Entries from a dataset
==================================================

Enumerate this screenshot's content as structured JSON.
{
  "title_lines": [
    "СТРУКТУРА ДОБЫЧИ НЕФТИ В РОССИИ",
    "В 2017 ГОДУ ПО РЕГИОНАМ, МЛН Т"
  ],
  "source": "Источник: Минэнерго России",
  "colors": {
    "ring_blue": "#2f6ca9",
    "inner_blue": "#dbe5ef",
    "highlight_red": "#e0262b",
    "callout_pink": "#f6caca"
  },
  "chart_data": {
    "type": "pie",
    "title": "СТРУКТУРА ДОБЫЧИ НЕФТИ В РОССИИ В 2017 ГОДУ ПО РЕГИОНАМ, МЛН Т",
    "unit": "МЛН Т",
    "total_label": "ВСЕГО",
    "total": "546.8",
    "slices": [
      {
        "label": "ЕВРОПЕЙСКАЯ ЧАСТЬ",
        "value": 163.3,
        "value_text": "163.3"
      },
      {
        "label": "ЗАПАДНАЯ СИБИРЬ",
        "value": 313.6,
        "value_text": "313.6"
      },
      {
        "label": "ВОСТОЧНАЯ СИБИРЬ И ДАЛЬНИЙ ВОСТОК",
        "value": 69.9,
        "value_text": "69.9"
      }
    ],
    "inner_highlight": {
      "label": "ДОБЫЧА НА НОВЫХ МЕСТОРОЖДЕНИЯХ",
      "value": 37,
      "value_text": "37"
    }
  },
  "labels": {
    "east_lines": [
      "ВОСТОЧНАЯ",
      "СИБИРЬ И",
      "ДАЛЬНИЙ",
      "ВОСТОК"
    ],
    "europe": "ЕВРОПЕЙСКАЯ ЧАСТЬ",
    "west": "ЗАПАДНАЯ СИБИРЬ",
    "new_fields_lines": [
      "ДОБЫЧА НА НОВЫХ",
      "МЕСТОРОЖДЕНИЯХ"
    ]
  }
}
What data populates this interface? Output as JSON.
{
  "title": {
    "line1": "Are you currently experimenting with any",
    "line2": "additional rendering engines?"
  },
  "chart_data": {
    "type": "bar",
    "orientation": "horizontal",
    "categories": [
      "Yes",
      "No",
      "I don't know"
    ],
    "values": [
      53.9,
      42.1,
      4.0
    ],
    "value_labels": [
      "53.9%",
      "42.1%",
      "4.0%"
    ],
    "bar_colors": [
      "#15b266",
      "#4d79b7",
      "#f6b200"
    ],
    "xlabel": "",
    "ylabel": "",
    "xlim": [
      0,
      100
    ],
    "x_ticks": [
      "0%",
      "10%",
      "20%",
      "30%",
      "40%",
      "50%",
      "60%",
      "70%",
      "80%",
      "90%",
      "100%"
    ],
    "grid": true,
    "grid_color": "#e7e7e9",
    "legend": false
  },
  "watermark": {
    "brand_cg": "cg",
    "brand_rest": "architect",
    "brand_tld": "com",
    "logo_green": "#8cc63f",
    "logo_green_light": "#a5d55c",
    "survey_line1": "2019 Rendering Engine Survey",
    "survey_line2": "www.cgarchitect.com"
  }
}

==================================================

Of the lines above, how many contain the word "ЧАСТЬ"? Provide the number and nothing else.

OUTPUT BELOW
2